TEXT PROVIDED ->
For benchmarking a single machine was used, equipped with an Intel(R) i5 6th Gen, 4 cores and 4 threads, 16GB DDR4 RAM, with Ubuntu 20.4, using GCC 9.3.0, whilst running multiple processes.

WordCount Each word of a file with its frequency. Comparison to Spark is not apples-to-apples, as Spark processes more things than our implementation (i.e ReduceByKey).

TinySpark: 46401 ms
Apache Spark: 128380 ms

LineCount number of lines of a file.

TinySpark: 25839 ms
Apache Spark: 36870 ms

StrToInt Conversion of string into a long int (map operation) and summation of those numbers (reduce operation).

TinySpark: 29876 ms
Apache Spark: 27763 ms

Other examples

  • String List
my_obj = ts.MFRObject(['this is', 'an example'])
my_obj.Map('x => x.length')
my_obj.Reduce('_ + _') # or my_obj.Reduce('x, y => x + y')
print(ts.RPCCall(my_obj).GetRPCResult())

For string List filter operation is not implemented, and for map operation only length is implemented. x => x.length bind to C++ as T map(S x) { return x.length(); }, where T = float (handled internally), and S = type of List (here str).

  • Files
# word count
my_obj = ts.MFRObject('filename.txt')
my_obj.Map('x => (x,1)')
my_obj.Reduce('_ + _') # or my_obj.Reduce('x, y => x + y')

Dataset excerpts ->
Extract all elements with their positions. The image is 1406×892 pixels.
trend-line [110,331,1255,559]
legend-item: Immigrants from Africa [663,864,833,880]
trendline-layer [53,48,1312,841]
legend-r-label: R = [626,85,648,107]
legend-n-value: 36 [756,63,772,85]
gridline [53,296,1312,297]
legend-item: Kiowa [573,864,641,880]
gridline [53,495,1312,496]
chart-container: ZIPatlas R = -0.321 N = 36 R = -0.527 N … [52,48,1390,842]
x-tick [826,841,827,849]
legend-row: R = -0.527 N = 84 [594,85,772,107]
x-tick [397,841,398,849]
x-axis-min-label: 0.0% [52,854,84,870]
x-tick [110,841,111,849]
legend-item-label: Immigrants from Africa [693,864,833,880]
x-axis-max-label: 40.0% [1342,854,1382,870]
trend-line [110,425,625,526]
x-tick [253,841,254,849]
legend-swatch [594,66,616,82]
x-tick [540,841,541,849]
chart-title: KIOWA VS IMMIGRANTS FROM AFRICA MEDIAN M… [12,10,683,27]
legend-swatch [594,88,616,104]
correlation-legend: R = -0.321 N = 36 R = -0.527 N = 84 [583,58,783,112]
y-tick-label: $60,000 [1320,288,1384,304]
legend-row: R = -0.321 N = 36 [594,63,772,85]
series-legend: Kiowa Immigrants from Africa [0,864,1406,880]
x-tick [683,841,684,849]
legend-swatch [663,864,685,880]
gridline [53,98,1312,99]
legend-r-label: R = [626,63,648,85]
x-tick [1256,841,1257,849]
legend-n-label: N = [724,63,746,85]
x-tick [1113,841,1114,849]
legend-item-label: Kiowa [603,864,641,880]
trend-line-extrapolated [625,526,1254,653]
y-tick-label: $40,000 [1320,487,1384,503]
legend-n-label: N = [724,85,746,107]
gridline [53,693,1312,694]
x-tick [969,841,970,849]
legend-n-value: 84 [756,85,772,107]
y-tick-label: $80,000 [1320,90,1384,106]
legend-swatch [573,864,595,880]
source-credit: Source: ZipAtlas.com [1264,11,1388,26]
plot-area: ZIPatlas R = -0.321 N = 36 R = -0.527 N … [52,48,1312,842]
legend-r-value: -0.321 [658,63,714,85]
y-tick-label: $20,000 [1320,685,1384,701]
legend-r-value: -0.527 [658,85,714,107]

TASK ITEM A -> Check each statement against the TinySpark text and answer yes or no, quoting the exact words of the text that decide it. (i) The benchmarking machine had 16GB of DDR4 RAM. (ii) Apache Spark finished the LineCount benchmark faster than TinySpark. (iii) The filter operation is implemented for string lists.
TASK ITEM B -> According to the TinySpark text, which compiler and version were used for benchmarking?
TASK ITEM C -> Continue the TinySpark text from the point where it stops.

TASK RESULT A ->
(i) Yes: "16GB DDR4 RAM".
(ii) No: "TinySpark: 25839 ms" and "Apache Spark: 36870 ms".
(iii) No: "For string List filter operation is not implemented".

TASK RESULT B -> GCC 9.3.0.

TASK RESULT C ->
print(ts.RPCCall(my_obj).GetRPCResult())

# count
my_obj = ts.MFRObject('filename.txt')
my_obj.Map('x => 1')
my_obj.Reduce('_ + _') # or my_obj.Reduce('x, y => x + y')
print(ts.RPCCall(my_obj).GetRPCResult())

# string to number
my_obj = ts.MFRObject('filename.txt')
my_obj.Map('x => x.toNum')
my_obj.Reduce('_ + _') # or my_obj.Reduce('x, y => x + y')
print(ts.RPCCall(my_obj).GetRPCResult())

Getting Started

Dependencies:

  • gRPC (C++ and Python)
  • OpenMP
  • Boost Libraries
  • (Optional) Intel Threading Blocks (TBB) (for <execution> header)

After installing above prerequisites, run Build.sh script from project's main folder.

Usage

Open three terminals:

First:

cd build
./Driver

Second:

cd build
./Worker

Third:

cd App
python3 Client.py

If no address is provided e.g ./Driver 49.123.106.100:44420, it runs on the address 0.0.0.0:50051.